Check each line of the data below for the word "this", then extract the ones that have it.

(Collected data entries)
————————

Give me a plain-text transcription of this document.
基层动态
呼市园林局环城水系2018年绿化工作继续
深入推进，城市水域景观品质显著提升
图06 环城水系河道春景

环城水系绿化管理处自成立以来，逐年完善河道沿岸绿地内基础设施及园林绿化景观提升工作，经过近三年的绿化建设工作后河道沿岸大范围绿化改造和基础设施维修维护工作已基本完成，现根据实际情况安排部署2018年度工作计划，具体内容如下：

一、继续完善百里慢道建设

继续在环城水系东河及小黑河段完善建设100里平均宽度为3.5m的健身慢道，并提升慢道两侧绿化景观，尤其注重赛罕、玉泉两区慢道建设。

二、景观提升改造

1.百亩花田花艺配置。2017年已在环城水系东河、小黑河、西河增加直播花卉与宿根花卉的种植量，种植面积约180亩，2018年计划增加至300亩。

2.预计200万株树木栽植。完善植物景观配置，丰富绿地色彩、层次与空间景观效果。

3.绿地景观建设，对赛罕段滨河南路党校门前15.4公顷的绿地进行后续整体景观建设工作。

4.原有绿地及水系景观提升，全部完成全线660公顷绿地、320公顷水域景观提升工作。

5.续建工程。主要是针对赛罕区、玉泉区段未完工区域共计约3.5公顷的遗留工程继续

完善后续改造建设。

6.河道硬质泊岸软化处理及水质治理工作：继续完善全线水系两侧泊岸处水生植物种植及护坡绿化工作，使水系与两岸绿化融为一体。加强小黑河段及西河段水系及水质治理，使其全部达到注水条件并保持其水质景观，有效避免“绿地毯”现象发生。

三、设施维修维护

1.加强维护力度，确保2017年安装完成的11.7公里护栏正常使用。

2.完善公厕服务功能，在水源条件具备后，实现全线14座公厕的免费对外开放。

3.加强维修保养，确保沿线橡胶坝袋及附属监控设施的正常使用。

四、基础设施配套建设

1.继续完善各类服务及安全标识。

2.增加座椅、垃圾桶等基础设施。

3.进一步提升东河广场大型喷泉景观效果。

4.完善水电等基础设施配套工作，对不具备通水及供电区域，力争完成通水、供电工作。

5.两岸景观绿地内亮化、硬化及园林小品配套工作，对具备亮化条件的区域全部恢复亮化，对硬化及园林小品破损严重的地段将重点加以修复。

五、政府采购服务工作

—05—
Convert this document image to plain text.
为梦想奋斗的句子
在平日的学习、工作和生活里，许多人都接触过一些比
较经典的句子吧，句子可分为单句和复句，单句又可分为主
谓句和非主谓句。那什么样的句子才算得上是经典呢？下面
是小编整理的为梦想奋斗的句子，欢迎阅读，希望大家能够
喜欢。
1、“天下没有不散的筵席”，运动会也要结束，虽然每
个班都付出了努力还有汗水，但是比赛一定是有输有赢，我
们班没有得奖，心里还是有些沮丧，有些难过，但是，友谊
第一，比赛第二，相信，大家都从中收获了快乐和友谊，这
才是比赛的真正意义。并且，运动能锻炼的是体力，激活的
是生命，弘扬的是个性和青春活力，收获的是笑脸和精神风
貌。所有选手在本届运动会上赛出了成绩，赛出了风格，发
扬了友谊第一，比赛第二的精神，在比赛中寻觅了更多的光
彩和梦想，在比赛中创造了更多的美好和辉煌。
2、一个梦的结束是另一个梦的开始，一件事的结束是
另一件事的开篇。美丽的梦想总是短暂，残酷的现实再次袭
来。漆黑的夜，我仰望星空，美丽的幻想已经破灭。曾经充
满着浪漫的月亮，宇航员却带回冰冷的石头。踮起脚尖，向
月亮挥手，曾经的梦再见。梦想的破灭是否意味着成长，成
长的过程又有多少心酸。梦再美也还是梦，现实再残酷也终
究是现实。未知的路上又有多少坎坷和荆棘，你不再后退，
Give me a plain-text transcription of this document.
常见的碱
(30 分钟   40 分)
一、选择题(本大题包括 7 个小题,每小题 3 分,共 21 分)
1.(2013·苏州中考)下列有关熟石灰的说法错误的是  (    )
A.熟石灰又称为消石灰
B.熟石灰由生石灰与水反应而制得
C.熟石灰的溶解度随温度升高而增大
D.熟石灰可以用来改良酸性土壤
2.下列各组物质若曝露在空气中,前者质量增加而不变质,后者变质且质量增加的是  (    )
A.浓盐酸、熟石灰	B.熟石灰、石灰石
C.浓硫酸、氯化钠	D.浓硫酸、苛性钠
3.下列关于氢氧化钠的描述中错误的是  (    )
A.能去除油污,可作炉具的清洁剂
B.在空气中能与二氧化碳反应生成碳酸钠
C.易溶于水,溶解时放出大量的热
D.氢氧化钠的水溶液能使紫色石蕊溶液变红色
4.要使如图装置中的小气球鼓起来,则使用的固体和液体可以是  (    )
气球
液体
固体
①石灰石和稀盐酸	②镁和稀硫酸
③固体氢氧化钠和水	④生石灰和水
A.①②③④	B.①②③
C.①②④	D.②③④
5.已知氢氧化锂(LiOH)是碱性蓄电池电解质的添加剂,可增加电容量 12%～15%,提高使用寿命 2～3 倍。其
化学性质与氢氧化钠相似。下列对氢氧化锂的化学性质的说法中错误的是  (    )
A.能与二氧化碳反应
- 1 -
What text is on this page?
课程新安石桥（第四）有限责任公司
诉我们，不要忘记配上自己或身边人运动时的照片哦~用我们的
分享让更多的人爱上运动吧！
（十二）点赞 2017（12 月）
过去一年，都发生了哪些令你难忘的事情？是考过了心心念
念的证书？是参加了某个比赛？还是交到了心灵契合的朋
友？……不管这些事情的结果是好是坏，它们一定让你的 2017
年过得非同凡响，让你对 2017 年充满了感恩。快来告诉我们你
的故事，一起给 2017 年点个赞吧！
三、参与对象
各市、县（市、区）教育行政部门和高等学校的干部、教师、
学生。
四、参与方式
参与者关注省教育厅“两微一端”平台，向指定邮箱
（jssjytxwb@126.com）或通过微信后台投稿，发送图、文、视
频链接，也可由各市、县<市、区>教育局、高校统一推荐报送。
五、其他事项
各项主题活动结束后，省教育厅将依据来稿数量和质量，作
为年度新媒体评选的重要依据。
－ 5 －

————————

Task solution ::
Give me a plain-text transcription of this document.
Convert this document image to plain text.
Give me a plain-text transcription of this document.
What text is on this page?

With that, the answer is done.